▸ **WHAT IS REQUIRED**: Rewrite all the records below, replacing "source-row" with "source-item" and keeping everything else the same.
......
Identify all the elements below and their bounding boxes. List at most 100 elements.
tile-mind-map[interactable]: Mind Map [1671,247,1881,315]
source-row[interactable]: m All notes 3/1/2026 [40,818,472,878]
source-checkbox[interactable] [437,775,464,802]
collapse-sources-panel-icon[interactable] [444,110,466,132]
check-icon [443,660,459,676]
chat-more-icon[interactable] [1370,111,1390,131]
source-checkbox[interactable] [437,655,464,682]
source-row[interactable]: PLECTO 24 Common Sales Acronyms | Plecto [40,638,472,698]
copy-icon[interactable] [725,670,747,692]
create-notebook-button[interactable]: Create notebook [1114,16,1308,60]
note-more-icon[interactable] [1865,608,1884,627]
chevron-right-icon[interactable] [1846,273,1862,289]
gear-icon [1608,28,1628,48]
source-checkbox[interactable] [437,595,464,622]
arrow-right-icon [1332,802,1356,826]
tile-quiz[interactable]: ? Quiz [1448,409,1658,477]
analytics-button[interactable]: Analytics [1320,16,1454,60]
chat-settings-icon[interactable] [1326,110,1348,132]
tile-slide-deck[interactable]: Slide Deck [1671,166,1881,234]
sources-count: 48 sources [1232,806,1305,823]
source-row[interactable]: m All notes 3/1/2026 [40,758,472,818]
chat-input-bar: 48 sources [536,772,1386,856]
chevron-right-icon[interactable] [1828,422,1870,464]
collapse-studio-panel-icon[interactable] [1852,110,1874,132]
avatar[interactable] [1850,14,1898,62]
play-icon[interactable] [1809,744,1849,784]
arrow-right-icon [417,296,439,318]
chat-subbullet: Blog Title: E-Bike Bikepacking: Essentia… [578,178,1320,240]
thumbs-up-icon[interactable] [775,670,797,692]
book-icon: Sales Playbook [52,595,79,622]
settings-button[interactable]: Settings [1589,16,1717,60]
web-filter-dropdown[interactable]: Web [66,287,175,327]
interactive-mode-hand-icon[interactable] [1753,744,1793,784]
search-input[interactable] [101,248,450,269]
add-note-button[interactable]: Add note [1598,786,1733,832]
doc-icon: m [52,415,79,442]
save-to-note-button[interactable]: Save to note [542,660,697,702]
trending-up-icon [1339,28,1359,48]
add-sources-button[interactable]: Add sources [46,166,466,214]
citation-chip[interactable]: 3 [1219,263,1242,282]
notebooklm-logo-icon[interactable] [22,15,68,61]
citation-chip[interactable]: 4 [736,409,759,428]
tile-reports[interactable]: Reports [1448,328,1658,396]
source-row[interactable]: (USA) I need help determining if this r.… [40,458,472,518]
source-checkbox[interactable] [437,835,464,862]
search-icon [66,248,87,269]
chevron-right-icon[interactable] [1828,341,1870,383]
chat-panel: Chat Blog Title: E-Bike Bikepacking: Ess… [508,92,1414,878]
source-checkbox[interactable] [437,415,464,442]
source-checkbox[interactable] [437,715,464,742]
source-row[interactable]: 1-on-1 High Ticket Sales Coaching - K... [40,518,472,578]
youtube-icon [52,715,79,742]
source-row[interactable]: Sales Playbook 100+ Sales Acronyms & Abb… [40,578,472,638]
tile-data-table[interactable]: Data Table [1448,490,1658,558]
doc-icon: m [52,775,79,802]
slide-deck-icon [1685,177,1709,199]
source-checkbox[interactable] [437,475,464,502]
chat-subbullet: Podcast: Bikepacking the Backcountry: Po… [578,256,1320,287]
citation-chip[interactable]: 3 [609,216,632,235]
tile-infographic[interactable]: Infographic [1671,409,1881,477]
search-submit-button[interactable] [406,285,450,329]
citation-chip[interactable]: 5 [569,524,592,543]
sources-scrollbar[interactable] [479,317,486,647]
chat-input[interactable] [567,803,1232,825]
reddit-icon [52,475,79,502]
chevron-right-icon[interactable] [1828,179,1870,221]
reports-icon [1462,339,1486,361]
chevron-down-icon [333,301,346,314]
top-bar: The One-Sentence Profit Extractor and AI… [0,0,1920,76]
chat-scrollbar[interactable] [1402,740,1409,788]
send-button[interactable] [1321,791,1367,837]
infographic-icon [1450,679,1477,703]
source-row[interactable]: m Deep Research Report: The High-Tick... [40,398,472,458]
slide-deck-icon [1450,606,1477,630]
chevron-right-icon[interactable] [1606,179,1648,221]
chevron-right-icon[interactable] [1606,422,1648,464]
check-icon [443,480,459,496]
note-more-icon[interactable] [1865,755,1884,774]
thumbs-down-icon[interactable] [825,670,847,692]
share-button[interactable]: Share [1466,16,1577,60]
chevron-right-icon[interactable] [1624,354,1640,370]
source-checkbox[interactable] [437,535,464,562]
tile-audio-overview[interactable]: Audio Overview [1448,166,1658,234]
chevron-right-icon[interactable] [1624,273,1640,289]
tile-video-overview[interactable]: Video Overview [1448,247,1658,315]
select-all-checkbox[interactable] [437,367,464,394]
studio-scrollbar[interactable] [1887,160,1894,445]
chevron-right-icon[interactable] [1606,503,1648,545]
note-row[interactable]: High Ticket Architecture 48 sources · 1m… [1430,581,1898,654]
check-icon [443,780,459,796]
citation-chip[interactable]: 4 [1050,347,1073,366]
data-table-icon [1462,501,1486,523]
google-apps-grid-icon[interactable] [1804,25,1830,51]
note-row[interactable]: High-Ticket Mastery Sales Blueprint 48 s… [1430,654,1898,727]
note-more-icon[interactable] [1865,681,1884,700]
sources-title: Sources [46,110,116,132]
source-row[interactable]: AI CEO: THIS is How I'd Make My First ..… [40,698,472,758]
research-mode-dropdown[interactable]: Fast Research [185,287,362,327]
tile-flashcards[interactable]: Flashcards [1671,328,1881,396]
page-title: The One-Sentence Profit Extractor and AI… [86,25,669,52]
......
▸ **TASK OUTPUT**:
Identify all the elements below and their bounding boxes. List at most 100 elements.
tile-mind-map[interactable]: Mind Map [1671,247,1881,315]
source-item[interactable]: m All notes 3/1/2026 [40,818,472,878]
source-checkbox[interactable] [437,775,464,802]
collapse-sources-panel-icon[interactable] [444,110,466,132]
check-icon [443,660,459,676]
chat-more-icon[interactable] [1370,111,1390,131]
source-checkbox[interactable] [437,655,464,682]
source-item[interactable]: PLECTO 24 Common Sales Acronyms | Plecto [40,638,472,698]
copy-icon[interactable] [725,670,747,692]
create-notebook-button[interactable]: Create notebook [1114,16,1308,60]
note-more-icon[interactable] [1865,608,1884,627]
chevron-right-icon[interactable] [1846,273,1862,289]
gear-icon [1608,28,1628,48]
source-checkbox[interactable] [437,595,464,622]
arrow-right-icon [1332,802,1356,826]
tile-quiz[interactable]: ? Quiz [1448,409,1658,477]
analytics-button[interactable]: Analytics [1320,16,1454,60]
chat-settings-icon[interactable] [1326,110,1348,132]
tile-slide-deck[interactable]: Slide Deck [1671,166,1881,234]
sources-count: 48 sources [1232,806,1305,823]
source-item[interactable]: m All notes 3/1/2026 [40,758,472,818]
chat-input-bar: 48 sources [536,772,1386,856]
chevron-right-icon[interactable] [1828,422,1870,464]
collapse-studio-panel-icon[interactable] [1852,110,1874,132]
avatar[interactable] [1850,14,1898,62]
play-icon[interactable] [1809,744,1849,784]
arrow-right-icon [417,296,439,318]
chat-subbullet: Blog Title: E-Bike Bikepacking: Essentia… [578,178,1320,240]
thumbs-up-icon[interactable] [775,670,797,692]
book-icon: Sales Playbook [52,595,79,622]
settings-button[interactable]: Settings [1589,16,1717,60]
web-filter-dropdown[interactable]: Web [66,287,175,327]
interactive-mode-hand-icon[interactable] [1753,744,1793,784]
search-input[interactable] [101,248,450,269]
add-note-button[interactable]: Add note [1598,786,1733,832]
doc-icon: m [52,415,79,442]
save-to-note-button[interactable]: Save to note [542,660,697,702]
trending-up-icon [1339,28,1359,48]
add-sources-button[interactable]: Add sources [46,166,466,214]
citation-chip[interactable]: 3 [1219,263,1242,282]
notebooklm-logo-icon[interactable] [22,15,68,61]
citation-chip[interactable]: 4 [736,409,759,428]
tile-reports[interactable]: Reports [1448,328,1658,396]
source-item[interactable]: (USA) I need help determining if this r.… [40,458,472,518]
source-checkbox[interactable] [437,835,464,862]
search-icon [66,248,87,269]
chevron-right-icon[interactable] [1828,341,1870,383]
chat-panel: Chat Blog Title: E-Bike Bikepacking: Ess… [508,92,1414,878]
source-checkbox[interactable] [437,415,464,442]
source-checkbox[interactable] [437,715,464,742]
source-item[interactable]: 1-on-1 High Ticket Sales Coaching - K... [40,518,472,578]
youtube-icon [52,715,79,742]
source-item[interactable]: Sales Playbook 100+ Sales Acronyms & Abb… [40,578,472,638]
tile-data-table[interactable]: Data Table [1448,490,1658,558]
doc-icon: m [52,775,79,802]
slide-deck-icon [1685,177,1709,199]
source-checkbox[interactable] [437,475,464,502]
chat-subbullet: Podcast: Bikepacking the Backcountry: Po… [578,256,1320,287]
citation-chip[interactable]: 3 [609,216,632,235]
tile-infographic[interactable]: Infographic [1671,409,1881,477]
search-submit-button[interactable] [406,285,450,329]
citation-chip[interactable]: 5 [569,524,592,543]
sources-scrollbar[interactable] [479,317,486,647]
chat-input[interactable] [567,803,1232,825]
reddit-icon [52,475,79,502]
chevron-right-icon[interactable] [1828,179,1870,221]
reports-icon [1462,339,1486,361]
chevron-down-icon [333,301,346,314]
top-bar: The One-Sentence Profit Extractor and AI… [0,0,1920,76]
chat-scrollbar[interactable] [1402,740,1409,788]
send-button[interactable] [1321,791,1367,837]
infographic-icon [1450,679,1477,703]
source-item[interactable]: m Deep Research Report: The High-Tick... [40,398,472,458]
slide-deck-icon [1450,606,1477,630]
chevron-right-icon[interactable] [1606,179,1648,221]
chevron-right-icon[interactable] [1606,422,1648,464]
check-icon [443,480,459,496]
note-more-icon[interactable] [1865,755,1884,774]
thumbs-down-icon[interactable] [825,670,847,692]
share-button[interactable]: Share [1466,16,1577,60]
chevron-right-icon[interactable] [1624,354,1640,370]
source-checkbox[interactable] [437,535,464,562]
tile-audio-overview[interactable]: Audio Overview [1448,166,1658,234]
chevron-right-icon[interactable] [1624,273,1640,289]
tile-video-overview[interactable]: Video Overview [1448,247,1658,315]
select-all-checkbox[interactable] [437,367,464,394]
studio-scrollbar[interactable] [1887,160,1894,445]
chevron-right-icon[interactable] [1606,503,1648,545]
note-row[interactable]: High Ticket Architecture 48 sources · 1m… [1430,581,1898,654]
check-icon [443,780,459,796]
citation-chip[interactable]: 4 [1050,347,1073,366]
data-table-icon [1462,501,1486,523]
google-apps-grid-icon[interactable] [1804,25,1830,51]
note-row[interactable]: High-Ticket Mastery Sales Blueprint 48 s… [1430,654,1898,727]
note-more-icon[interactable] [1865,681,1884,700]
sources-title: Sources [46,110,116,132]
source-item[interactable]: AI CEO: THIS is How I'd Make My First ..… [40,698,472,758]
research-mode-dropdown[interactable]: Fast Research [185,287,362,327]
tile-flashcards[interactable]: Flashcards [1671,328,1881,396]
page-title: The One-Sentence Profit Extractor and AI… [86,25,669,52]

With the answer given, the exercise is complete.